Disagreeing with some recent VFR posts on Islam

A long-time VFR reader writes with some criticisms. I’ve put my replies to him in brackets.

Dear Mr. Auster:

Here are comments on some random items on your site over the last week or so. I wrote this before seeing the things posted over the last few hours.

1. On Bat Yeor: I have not read Bat Yeor’s Eurabia, but have been favorably impressed by the excerpts I have seen. However, the item you reproduced caused me to have second thoughts.

a. There is something wrong with BY’s understanding of dhimmitude. Dhimmis were conquered people, their position was in no sense voluntary. To compare the position of Greeks, Jews, etc, under the Ottomans to the cowardly, traitorous behavior of too many modern day Westerners is to insult the real dhimmis and flatter the latter….

b. Janissaries were forcibly recruited and converted as children,they were not dhimmis. They were a product of specialized brainwashing, so to speak. They also held an honored place in the state, a high one that irked born Turks.

c. The implication that Israel has been fighting wars of liberation from dhimmitude is misleading on several grounds. First, the Arabs have quite often spoke or implied they would either massacre or drive out the Israelis, their aims are far more extreme than reducing the Jews to dhimmitude. Second, it is, I think, misleading to characterize the Arab Israeli conflict as a religious one, although it is becoming one. The Arab states fighting Israel were, at least the militarily important ones, secularized nationalist states. Wafd and Nasserite Egypt, Transjordan, and Syria, were not particular influenced by Islam or Islamism during the earlier wars. And Arab Christians also disliked and opposed Israel and probably still do. They are just less fanatical about it than the Muslims.

[LA reply: These are interesting points. I think that Bat Ye’or does tend at times to use dhimmitude as an all-embracing metaphor and explanation, and that this may be open to question. I will forward your points to her and see what she has to say, though she may not have time to reply.]

d. It is a wild exaggeration to imply that the European governments have been peddling anti-Semitism as part of a devil’s bargain with the Arabs/Muslims for 30 years. A resurgence of outright anti-Semitism is something recent and probably unwanted by these crumbs, bad as they are.

In fact, it must be admitted that it is the reverse that has been the case, to some extent. The constant breast—beating over the Holocaust, with the frequent insinuation or open assertion that it was not just the Nazis or even the Germans in general who were responsible for the destruction of European Jews, but all Europeans or Christians, which has been common since the 1970s, has done a lot to demoralize the West. It probably has also to some extent stirred some resentment against Jews for making false accusations or assisting those who do.

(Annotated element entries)
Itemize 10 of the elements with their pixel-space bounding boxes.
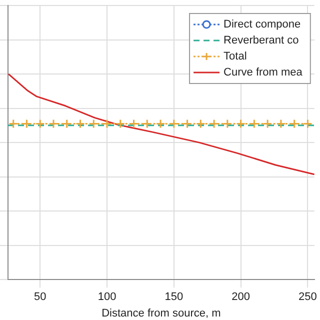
- legend-label: Curve from mea: [224, 66, 304, 79]
- legend-label: Direct compone: [224, 18, 301, 31]
- x-tick-label: 50: [34, 291, 46, 304]
- x-axis-title: Distance from source, m: [102, 307, 221, 320]
- x-tick-label: 100: [98, 291, 116, 304]
- x-tick-label: 200: [232, 291, 250, 304]
- legend-label: Reverberant co: [224, 34, 299, 47]
- legend-label: Total: [224, 50, 247, 63]
- x-tick-label: 250: [298, 291, 317, 304]
- x-tick-label: 150: [164, 291, 184, 304]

> INSTRUCTIONS TO FOLLOW
According to the post on Bat Ye'or and dhimmitude, how did the Janissaries come to serve the state? The records come from a separate source, not from the post.

> ANSWER TO THE TASK
They were forcibly recruited and converted as children.